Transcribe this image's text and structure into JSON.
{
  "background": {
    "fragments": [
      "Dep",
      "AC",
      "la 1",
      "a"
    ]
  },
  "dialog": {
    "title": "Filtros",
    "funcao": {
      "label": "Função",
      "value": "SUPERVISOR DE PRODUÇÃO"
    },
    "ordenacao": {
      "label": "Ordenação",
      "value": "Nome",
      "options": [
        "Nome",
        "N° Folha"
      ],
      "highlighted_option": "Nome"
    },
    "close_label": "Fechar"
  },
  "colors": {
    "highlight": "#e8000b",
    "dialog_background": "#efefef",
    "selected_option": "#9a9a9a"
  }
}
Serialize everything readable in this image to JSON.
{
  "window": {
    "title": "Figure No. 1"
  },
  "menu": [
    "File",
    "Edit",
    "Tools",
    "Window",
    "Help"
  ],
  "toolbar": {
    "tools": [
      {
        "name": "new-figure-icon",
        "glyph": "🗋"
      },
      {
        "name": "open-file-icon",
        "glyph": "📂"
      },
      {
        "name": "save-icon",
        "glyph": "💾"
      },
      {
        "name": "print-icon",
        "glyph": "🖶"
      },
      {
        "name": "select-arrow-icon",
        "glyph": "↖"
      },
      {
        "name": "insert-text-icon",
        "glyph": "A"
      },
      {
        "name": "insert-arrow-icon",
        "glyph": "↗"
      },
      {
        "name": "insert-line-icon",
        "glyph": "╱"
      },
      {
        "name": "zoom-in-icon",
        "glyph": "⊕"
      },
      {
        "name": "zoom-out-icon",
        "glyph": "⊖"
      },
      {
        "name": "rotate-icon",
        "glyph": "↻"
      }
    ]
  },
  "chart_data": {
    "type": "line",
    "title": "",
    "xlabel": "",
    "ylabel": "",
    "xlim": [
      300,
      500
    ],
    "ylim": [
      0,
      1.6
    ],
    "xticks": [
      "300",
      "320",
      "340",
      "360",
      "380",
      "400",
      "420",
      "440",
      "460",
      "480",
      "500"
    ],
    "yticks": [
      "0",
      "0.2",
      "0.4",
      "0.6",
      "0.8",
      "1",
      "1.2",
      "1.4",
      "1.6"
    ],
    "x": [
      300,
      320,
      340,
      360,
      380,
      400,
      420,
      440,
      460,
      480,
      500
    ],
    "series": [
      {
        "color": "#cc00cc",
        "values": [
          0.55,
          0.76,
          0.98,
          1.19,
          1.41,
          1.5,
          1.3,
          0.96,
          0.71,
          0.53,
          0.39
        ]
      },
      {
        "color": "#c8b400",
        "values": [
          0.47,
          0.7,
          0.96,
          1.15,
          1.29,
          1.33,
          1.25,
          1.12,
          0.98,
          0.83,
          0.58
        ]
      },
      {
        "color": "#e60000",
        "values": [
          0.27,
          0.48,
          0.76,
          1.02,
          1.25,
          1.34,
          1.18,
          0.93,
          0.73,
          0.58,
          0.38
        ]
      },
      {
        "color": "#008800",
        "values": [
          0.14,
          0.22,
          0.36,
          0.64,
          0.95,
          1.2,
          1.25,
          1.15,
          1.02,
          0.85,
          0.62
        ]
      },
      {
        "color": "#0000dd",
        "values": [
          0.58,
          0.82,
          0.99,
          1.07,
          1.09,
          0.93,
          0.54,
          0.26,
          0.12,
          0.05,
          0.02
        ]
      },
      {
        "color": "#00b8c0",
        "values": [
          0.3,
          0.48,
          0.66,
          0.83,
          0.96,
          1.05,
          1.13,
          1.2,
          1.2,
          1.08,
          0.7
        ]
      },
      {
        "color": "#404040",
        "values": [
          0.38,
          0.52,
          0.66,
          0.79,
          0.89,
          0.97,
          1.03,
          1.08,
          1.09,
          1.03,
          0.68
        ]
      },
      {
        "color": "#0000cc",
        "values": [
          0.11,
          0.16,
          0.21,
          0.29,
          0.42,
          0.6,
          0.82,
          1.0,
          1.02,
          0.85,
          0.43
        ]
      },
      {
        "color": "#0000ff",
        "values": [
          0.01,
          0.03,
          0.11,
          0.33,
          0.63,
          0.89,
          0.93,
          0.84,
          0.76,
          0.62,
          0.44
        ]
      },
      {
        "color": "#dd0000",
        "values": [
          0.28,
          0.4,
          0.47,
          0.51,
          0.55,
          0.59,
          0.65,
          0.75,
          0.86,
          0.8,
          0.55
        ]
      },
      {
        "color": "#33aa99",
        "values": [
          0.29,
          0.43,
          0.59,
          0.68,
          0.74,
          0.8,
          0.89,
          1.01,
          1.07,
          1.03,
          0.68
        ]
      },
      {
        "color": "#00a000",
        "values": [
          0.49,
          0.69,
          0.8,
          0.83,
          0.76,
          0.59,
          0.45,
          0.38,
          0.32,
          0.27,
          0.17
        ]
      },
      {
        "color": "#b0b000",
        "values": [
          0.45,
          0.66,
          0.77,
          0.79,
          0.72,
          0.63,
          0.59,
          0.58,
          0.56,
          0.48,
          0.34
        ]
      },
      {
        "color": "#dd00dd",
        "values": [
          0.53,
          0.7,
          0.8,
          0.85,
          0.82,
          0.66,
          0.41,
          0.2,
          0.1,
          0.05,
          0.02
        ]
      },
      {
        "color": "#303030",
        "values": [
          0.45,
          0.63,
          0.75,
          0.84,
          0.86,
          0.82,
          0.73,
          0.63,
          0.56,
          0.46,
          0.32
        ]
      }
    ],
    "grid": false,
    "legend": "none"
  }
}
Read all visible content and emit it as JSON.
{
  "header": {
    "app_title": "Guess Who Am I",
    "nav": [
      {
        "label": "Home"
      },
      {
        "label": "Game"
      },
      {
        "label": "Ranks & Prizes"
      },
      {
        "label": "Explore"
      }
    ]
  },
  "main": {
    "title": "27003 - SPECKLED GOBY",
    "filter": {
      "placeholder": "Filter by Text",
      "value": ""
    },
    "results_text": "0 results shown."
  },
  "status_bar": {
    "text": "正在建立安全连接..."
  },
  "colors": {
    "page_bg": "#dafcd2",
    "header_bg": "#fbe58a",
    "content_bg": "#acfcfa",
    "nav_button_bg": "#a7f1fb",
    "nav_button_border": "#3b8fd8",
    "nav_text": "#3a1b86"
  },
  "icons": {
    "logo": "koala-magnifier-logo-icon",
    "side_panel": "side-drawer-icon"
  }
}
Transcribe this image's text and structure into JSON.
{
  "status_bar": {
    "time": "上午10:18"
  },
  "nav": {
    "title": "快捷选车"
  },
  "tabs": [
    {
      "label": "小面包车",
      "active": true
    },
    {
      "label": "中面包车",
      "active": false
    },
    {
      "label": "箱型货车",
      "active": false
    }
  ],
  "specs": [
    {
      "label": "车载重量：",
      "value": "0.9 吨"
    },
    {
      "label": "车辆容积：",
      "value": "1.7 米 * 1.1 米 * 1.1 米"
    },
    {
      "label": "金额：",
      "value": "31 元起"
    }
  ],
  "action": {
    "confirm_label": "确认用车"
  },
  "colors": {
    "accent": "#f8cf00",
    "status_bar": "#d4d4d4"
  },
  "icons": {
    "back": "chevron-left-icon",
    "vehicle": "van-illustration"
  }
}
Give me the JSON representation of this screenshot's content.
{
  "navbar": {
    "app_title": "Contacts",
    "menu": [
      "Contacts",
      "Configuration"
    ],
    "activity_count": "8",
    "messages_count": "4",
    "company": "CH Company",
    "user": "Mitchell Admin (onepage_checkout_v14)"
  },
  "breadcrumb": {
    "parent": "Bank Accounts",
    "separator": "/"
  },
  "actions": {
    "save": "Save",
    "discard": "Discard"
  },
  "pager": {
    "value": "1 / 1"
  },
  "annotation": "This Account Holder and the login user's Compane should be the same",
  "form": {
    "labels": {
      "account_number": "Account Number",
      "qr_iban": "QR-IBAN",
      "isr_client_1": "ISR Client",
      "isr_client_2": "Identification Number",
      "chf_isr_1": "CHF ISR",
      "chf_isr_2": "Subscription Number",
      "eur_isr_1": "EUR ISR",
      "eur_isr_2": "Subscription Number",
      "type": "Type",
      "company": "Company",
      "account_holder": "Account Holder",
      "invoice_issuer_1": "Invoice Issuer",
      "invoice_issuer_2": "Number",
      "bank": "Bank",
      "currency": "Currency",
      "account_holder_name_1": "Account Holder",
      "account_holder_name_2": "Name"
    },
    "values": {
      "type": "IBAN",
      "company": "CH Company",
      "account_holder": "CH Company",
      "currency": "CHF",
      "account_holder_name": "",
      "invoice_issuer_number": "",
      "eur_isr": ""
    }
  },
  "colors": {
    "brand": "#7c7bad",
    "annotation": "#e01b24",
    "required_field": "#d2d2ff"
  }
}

*Directive*. Scan the material above for the string "arrow" and report each line where you find it.

*Reply to the task*.
        "name": "select-arrow-icon",
        "name": "insert-arrow-icon",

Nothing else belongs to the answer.